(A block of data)
______

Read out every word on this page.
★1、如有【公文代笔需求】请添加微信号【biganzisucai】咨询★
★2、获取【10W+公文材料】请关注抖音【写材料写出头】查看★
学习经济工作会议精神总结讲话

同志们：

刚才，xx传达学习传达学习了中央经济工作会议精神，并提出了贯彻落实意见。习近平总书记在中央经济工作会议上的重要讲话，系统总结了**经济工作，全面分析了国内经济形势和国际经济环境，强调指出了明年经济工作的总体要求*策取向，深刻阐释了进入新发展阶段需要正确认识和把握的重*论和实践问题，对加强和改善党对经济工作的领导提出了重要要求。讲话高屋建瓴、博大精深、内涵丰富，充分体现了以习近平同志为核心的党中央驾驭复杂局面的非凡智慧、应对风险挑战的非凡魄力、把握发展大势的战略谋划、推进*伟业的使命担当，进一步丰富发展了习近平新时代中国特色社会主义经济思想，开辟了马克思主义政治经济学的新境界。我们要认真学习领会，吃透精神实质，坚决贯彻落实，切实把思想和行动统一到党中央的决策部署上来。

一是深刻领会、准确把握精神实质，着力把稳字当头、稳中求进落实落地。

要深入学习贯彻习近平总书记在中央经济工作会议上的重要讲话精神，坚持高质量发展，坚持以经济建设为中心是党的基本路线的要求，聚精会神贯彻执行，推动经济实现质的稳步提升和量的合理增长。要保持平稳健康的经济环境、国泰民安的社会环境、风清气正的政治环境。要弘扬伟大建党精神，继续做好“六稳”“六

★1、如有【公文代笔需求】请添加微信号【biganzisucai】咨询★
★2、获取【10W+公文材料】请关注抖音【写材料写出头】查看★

______

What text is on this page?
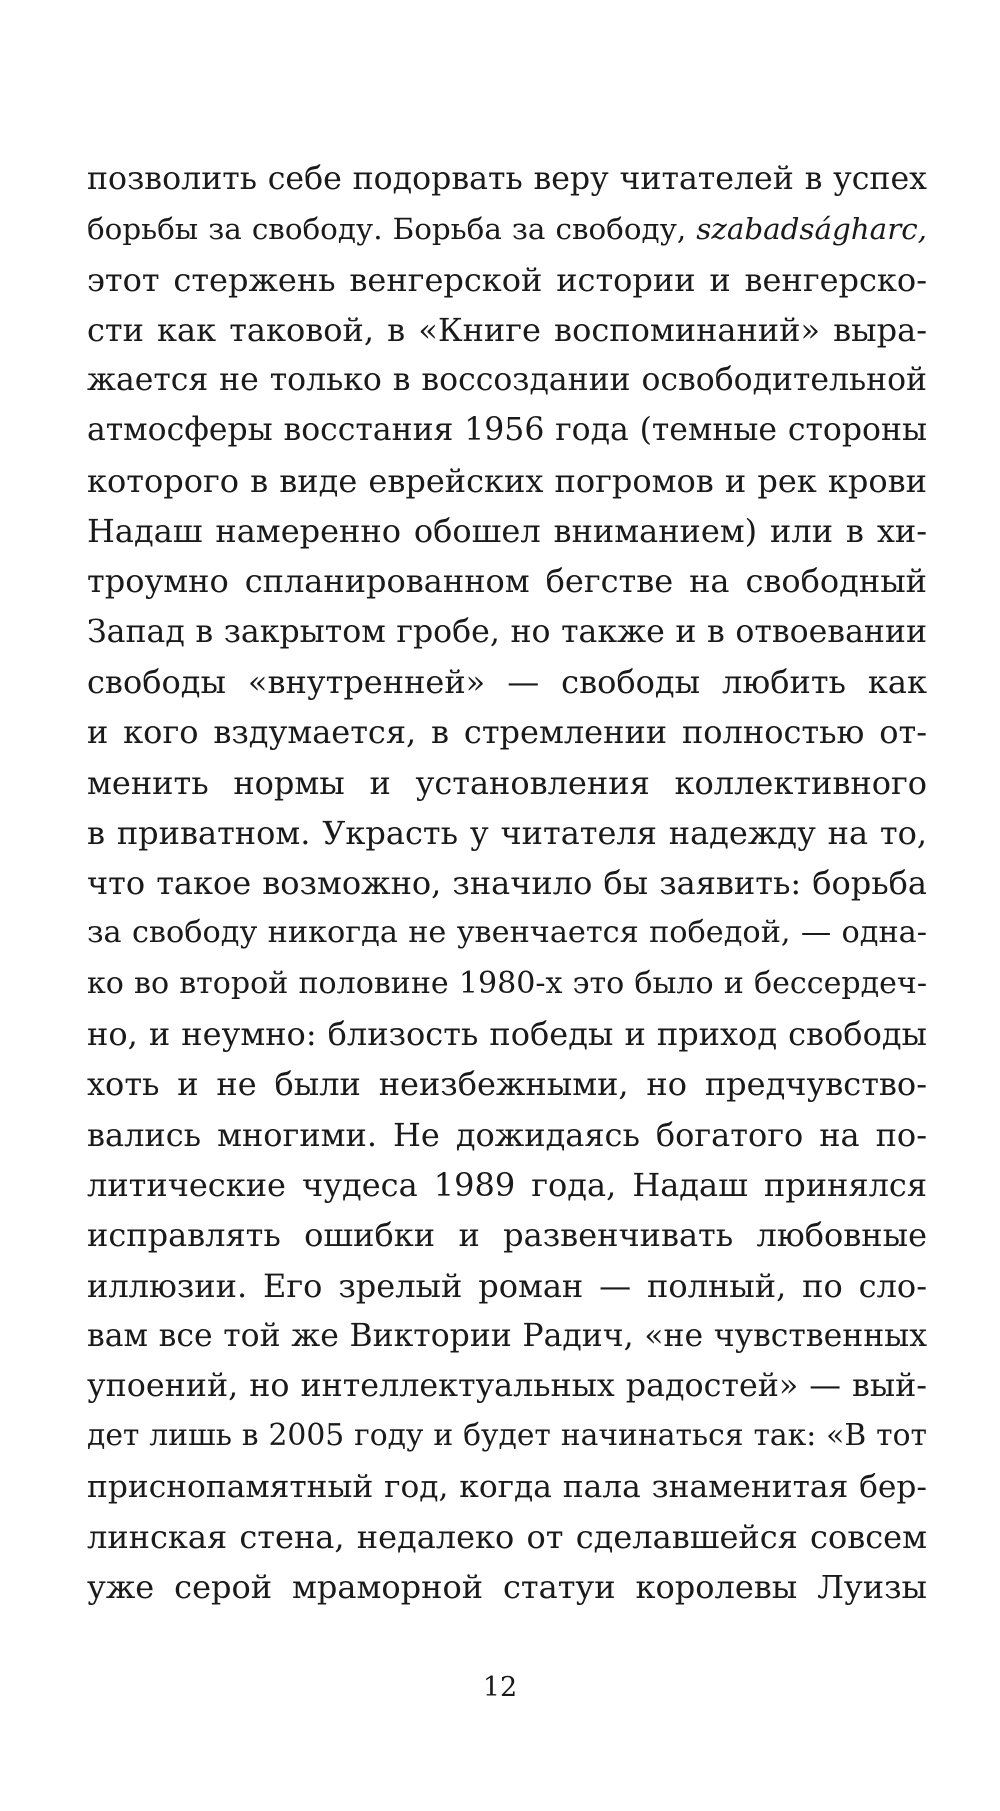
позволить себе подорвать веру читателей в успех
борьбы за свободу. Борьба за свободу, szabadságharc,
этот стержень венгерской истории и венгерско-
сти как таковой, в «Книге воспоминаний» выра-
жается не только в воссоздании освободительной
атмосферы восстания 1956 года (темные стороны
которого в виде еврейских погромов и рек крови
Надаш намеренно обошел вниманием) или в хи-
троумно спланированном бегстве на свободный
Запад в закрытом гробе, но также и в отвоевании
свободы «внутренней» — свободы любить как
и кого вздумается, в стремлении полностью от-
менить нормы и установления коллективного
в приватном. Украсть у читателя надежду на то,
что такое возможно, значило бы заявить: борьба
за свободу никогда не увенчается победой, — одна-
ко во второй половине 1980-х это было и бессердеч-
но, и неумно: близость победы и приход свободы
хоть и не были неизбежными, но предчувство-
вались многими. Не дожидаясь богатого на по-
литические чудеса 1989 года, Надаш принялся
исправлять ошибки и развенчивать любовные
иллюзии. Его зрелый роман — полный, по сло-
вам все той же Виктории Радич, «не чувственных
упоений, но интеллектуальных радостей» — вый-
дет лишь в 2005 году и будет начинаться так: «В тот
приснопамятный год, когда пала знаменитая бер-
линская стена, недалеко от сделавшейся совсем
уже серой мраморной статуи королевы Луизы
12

______

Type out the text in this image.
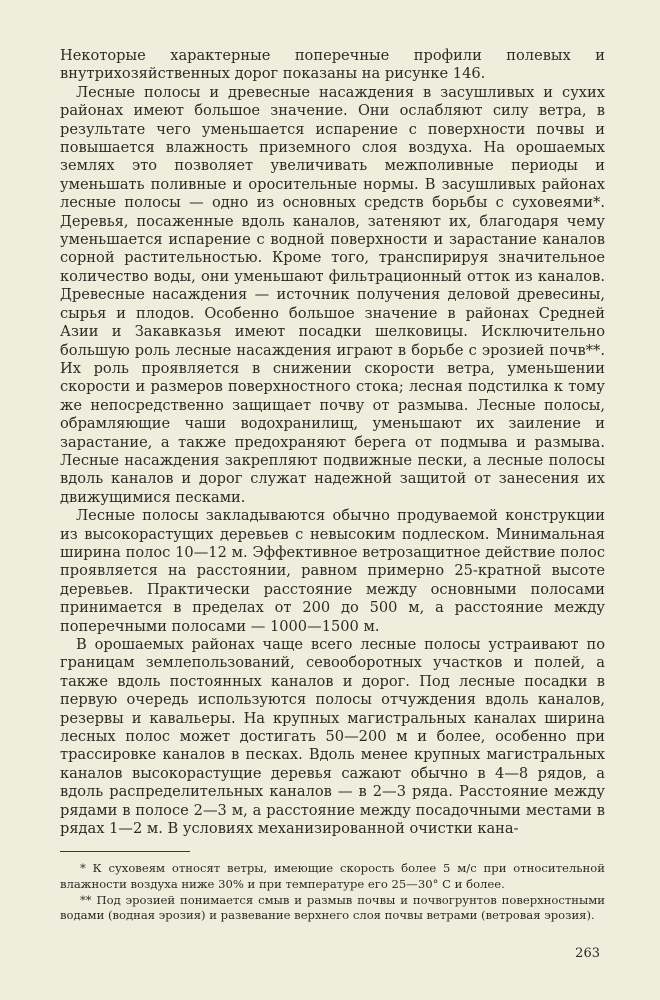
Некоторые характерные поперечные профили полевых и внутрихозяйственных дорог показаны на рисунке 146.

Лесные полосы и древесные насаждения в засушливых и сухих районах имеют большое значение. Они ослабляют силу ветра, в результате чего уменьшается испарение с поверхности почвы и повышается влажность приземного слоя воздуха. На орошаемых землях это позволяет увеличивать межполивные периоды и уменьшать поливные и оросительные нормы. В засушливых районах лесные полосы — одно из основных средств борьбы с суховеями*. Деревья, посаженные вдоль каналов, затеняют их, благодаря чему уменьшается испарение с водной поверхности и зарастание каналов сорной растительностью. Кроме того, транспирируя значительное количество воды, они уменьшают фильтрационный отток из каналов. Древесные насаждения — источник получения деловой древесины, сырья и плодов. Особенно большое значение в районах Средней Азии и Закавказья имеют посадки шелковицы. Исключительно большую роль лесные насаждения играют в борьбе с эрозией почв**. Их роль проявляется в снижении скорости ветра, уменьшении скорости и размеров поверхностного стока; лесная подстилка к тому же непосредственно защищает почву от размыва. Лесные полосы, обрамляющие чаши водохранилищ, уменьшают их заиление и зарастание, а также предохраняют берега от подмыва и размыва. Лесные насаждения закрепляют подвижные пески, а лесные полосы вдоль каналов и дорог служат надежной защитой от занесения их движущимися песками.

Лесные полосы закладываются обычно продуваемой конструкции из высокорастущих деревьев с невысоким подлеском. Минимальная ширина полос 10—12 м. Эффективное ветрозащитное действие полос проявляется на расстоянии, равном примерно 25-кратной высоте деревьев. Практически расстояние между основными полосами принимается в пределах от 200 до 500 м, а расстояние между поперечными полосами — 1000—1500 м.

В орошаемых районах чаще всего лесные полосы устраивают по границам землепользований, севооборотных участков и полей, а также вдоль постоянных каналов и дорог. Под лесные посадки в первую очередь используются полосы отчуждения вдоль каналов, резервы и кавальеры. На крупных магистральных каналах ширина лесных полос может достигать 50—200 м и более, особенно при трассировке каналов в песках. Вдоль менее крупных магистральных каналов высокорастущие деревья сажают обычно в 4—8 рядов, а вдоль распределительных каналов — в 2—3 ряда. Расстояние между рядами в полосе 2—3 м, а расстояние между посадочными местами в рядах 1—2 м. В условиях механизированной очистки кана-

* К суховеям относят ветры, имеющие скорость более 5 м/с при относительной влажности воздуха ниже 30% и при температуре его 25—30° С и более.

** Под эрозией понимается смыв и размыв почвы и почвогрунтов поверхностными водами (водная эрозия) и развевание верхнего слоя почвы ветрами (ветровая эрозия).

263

______

Search the data for the string "орошаемых". List each line that has it.

Лесные полосы и древесные насаждения в засушливых и сухих районах имеют большое значение. Они ослабляют силу ветра, в результате чего уменьшается испарение с поверхности почвы и повышается влажность приземного слоя воздуха. На орошаемых землях это позволяет увеличивать межполивные периоды и уменьшать поливные и оросительные нормы. В засушливых районах лесные полосы — одно из основных средств борьбы с суховеями*. Деревья, посаженные вдоль каналов, затеняют их, благодаря чему уменьшается испарение с водной поверхности и зарастание каналов сорной растительностью. Кроме того, транспирируя значительное количество воды, они уменьшают фильтрационный отток из каналов. Древесные насаждения — источник получения деловой древесины, сырья и плодов. Особенно большое значение в районах Средней Азии и Закавказья имеют посадки шелковицы. Исключительно большую роль лесные насаждения играют в борьбе с эрозией почв**. Их роль проявляется в снижении скорости ветра, уменьшении скорости и размеров поверхностного стока; лесная подстилка к тому же непосредственно защищает почву от размыва. Лесные полосы, обрамляющие чаши водохранилищ, уменьшают их заиление и зарастание, а также предохраняют берега от подмыва и размыва. Лесные насаждения закрепляют подвижные пески, а лесные полосы вдоль каналов и дорог служат надежной защитой от занесения их движущимися песками.
В орошаемых районах чаще всего лесные полосы устраивают по границам землепользований, севооборотных участков и полей, а также вдоль постоянных каналов и дорог. Под лесные посадки в первую очередь используются полосы отчуждения вдоль каналов, резервы и кавальеры. На крупных магистральных каналах ширина лесных полос может достигать 50—200 м и более, особенно при трассировке каналов в песках. Вдоль менее крупных магистральных каналов высокорастущие деревья сажают обычно в 4—8 рядов, а вдоль распределительных каналов — в 2—3 ряда. Расстояние между рядами в полосе 2—3 м, а расстояние между посадочными местами в рядах 1—2 м. В условиях механизированной очистки кана-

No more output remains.